◆ **Exercise**:
Copy every line of the data exactly, leaving nothing out.

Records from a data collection
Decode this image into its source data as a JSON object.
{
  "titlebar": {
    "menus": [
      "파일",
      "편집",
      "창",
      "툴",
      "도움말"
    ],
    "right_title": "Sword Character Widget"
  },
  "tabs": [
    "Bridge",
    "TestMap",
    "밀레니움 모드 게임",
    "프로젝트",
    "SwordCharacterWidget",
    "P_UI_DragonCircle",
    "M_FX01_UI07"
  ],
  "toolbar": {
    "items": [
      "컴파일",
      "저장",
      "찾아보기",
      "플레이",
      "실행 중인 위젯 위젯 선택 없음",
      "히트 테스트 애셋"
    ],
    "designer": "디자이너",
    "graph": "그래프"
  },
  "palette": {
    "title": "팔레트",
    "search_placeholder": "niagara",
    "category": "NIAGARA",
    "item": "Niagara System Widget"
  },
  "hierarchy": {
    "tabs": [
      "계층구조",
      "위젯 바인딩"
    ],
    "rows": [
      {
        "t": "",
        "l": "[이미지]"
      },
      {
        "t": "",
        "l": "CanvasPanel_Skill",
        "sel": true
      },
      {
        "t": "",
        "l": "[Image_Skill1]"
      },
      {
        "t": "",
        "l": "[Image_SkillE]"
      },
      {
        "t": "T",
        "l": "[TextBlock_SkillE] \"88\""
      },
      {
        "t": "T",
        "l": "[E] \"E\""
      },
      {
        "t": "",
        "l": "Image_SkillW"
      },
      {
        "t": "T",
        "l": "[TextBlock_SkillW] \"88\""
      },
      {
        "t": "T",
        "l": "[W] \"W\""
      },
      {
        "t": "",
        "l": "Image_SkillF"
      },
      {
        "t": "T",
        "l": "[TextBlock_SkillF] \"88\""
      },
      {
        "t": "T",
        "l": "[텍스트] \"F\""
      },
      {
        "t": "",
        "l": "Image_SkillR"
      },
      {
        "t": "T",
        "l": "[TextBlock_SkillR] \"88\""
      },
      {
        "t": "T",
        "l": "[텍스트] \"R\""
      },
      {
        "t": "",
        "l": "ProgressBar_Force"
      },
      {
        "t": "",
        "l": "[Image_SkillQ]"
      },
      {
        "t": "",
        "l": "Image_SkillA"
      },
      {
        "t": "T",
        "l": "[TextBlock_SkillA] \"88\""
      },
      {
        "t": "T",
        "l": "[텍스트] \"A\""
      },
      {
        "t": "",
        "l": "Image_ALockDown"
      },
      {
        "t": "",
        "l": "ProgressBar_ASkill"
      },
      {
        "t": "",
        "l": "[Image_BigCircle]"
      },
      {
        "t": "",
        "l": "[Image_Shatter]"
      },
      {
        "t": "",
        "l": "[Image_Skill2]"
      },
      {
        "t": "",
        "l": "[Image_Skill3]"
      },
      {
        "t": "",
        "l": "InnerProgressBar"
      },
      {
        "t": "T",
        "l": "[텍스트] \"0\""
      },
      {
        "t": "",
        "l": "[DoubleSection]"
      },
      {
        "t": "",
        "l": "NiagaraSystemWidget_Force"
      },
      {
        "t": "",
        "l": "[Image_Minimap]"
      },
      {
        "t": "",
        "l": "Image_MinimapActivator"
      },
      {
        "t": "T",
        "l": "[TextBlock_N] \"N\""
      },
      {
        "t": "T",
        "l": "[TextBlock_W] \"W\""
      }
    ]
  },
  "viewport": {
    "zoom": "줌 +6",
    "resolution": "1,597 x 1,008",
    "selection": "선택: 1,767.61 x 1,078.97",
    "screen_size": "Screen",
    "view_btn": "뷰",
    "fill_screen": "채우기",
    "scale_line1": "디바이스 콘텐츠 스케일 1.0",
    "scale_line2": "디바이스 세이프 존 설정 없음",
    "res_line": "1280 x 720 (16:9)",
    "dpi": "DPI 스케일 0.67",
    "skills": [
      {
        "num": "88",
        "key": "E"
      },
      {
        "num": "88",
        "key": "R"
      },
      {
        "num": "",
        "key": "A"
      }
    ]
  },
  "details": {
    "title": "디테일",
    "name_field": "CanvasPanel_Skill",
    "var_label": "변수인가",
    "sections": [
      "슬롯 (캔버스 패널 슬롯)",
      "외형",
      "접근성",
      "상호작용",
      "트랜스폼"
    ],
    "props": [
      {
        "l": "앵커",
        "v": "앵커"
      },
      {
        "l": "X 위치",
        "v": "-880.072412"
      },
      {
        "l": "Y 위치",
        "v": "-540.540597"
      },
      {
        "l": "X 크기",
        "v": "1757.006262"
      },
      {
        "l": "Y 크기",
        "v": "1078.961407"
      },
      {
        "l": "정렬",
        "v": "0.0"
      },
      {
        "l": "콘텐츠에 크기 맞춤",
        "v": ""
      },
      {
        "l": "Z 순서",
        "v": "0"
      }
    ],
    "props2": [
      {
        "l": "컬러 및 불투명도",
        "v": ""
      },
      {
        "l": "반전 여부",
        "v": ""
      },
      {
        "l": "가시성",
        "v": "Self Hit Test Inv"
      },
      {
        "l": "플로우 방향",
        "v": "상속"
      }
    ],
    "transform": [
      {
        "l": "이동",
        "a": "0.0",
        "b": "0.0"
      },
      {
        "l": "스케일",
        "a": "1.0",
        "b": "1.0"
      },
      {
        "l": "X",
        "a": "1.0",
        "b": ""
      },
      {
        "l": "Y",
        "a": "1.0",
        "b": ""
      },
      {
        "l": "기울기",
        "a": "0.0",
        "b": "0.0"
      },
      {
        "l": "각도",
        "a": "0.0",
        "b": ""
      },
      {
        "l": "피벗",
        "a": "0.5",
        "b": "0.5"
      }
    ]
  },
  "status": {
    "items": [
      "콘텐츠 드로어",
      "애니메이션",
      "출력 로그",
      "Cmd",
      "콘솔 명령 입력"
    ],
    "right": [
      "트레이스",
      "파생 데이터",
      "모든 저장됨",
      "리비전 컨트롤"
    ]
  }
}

◆ **Response to this exercise**:
Decode this image into its source data as a JSON object.
{
  "titlebar": {
    "menus": [
      "파일",
      "편집",
      "창",
      "툴",
      "도움말"
    ],
    "right_title": "Sword Character Widget"
  },
  "tabs": [
    "Bridge",
    "TestMap",
    "밀레니움 모드 게임",
    "프로젝트",
    "SwordCharacterWidget",
    "P_UI_DragonCircle",
    "M_FX01_UI07"
  ],
  "toolbar": {
    "items": [
      "컴파일",
      "저장",
      "찾아보기",
      "플레이",
      "실행 중인 위젯 위젯 선택 없음",
      "히트 테스트 애셋"
    ],
    "designer": "디자이너",
    "graph": "그래프"
  },
  "palette": {
    "title": "팔레트",
    "search_placeholder": "niagara",
    "category": "NIAGARA",
    "item": "Niagara System Widget"
  },
  "hierarchy": {
    "tabs": [
      "계층구조",
      "위젯 바인딩"
    ],
    "rows": [
      {
        "t": "",
        "l": "[이미지]"
      },
      {
        "t": "",
        "l": "CanvasPanel_Skill",
        "sel": true
      },
      {
        "t": "",
        "l": "[Image_Skill1]"
      },
      {
        "t": "",
        "l": "[Image_SkillE]"
      },
      {
        "t": "T",
        "l": "[TextBlock_SkillE] \"88\""
      },
      {
        "t": "T",
        "l": "[E] \"E\""
      },
      {
        "t": "",
        "l": "Image_SkillW"
      },
      {
        "t": "T",
        "l": "[TextBlock_SkillW] \"88\""
      },
      {
        "t": "T",
        "l": "[W] \"W\""
      },
      {
        "t": "",
        "l": "Image_SkillF"
      },
      {
        "t": "T",
        "l": "[TextBlock_SkillF] \"88\""
      },
      {
        "t": "T",
        "l": "[텍스트] \"F\""
      },
      {
        "t": "",
        "l": "Image_SkillR"
      },
      {
        "t": "T",
        "l": "[TextBlock_SkillR] \"88\""
      },
      {
        "t": "T",
        "l": "[텍스트] \"R\""
      },
      {
        "t": "",
        "l": "ProgressBar_Force"
      },
      {
        "t": "",
        "l": "[Image_SkillQ]"
      },
      {
        "t": "",
        "l": "Image_SkillA"
      },
      {
        "t": "T",
        "l": "[TextBlock_SkillA] \"88\""
      },
      {
        "t": "T",
        "l": "[텍스트] \"A\""
      },
      {
        "t": "",
        "l": "Image_ALockDown"
      },
      {
        "t": "",
        "l": "ProgressBar_ASkill"
      },
      {
        "t": "",
        "l": "[Image_BigCircle]"
      },
      {
        "t": "",
        "l": "[Image_Shatter]"
      },
      {
        "t": "",
        "l": "[Image_Skill2]"
      },
      {
        "t": "",
        "l": "[Image_Skill3]"
      },
      {
        "t": "",
        "l": "InnerProgressBar"
      },
      {
        "t": "T",
        "l": "[텍스트] \"0\""
      },
      {
        "t": "",
        "l": "[DoubleSection]"
      },
      {
        "t": "",
        "l": "NiagaraSystemWidget_Force"
      },
      {
        "t": "",
        "l": "[Image_Minimap]"
      },
      {
        "t": "",
        "l": "Image_MinimapActivator"
      },
      {
        "t": "T",
        "l": "[TextBlock_N] \"N\""
      },
      {
        "t": "T",
        "l": "[TextBlock_W] \"W\""
      }
    ]
  },
  "viewport": {
    "zoom": "줌 +6",
    "resolution": "1,597 x 1,008",
    "selection": "선택: 1,767.61 x 1,078.97",
    "screen_size": "Screen",
    "view_btn": "뷰",
    "fill_screen": "채우기",
    "scale_line1": "디바이스 콘텐츠 스케일 1.0",
    "scale_line2": "디바이스 세이프 존 설정 없음",
    "res_line": "1280 x 720 (16:9)",
    "dpi": "DPI 스케일 0.67",
    "skills": [
      {
        "num": "88",
        "key": "E"
      },
      {
        "num": "88",
        "key": "R"
      },
      {
        "num": "",
        "key": "A"
      }
    ]
  },
  "details": {
    "title": "디테일",
    "name_field": "CanvasPanel_Skill",
    "var_label": "변수인가",
    "sections": [
      "슬롯 (캔버스 패널 슬롯)",
      "외형",
      "접근성",
      "상호작용",
      "트랜스폼"
    ],
    "props": [
      {
        "l": "앵커",
        "v": "앵커"
      },
      {
        "l": "X 위치",
        "v": "-880.072412"
      },
      {
        "l": "Y 위치",
        "v": "-540.540597"
      },
      {
        "l": "X 크기",
        "v": "1757.006262"
      },
      {
        "l": "Y 크기",
        "v": "1078.961407"
      },
      {
        "l": "정렬",
        "v": "0.0"
      },
      {
        "l": "콘텐츠에 크기 맞춤",
        "v": ""
      },
      {
        "l": "Z 순서",
        "v": "0"
      }
    ],
    "props2": [
      {
        "l": "컬러 및 불투명도",
        "v": ""
      },
      {
        "l": "반전 여부",
        "v": ""
      },
      {
        "l": "가시성",
        "v": "Self Hit Test Inv"
      },
      {
        "l": "플로우 방향",
        "v": "상속"
      }
    ],
    "transform": [
      {
        "l": "이동",
        "a": "0.0",
        "b": "0.0"
      },
      {
        "l": "스케일",
        "a": "1.0",
        "b": "1.0"
      },
      {
        "l": "X",
        "a": "1.0",
        "b": ""
      },
      {
        "l": "Y",
        "a": "1.0",
        "b": ""
      },
      {
        "l": "기울기",
        "a": "0.0",
        "b": "0.0"
      },
      {
        "l": "각도",
        "a": "0.0",
        "b": ""
      },
      {
        "l": "피벗",
        "a": "0.5",
        "b": "0.5"
      }
    ]
  },
  "status": {
    "items": [
      "콘텐츠 드로어",
      "애니메이션",
      "출력 로그",
      "Cmd",
      "콘솔 명령 입력"
    ],
    "right": [
      "트레이스",
      "파생 데이터",
      "모든 저장됨",
      "리비전 컨트롤"
    ]
  }
}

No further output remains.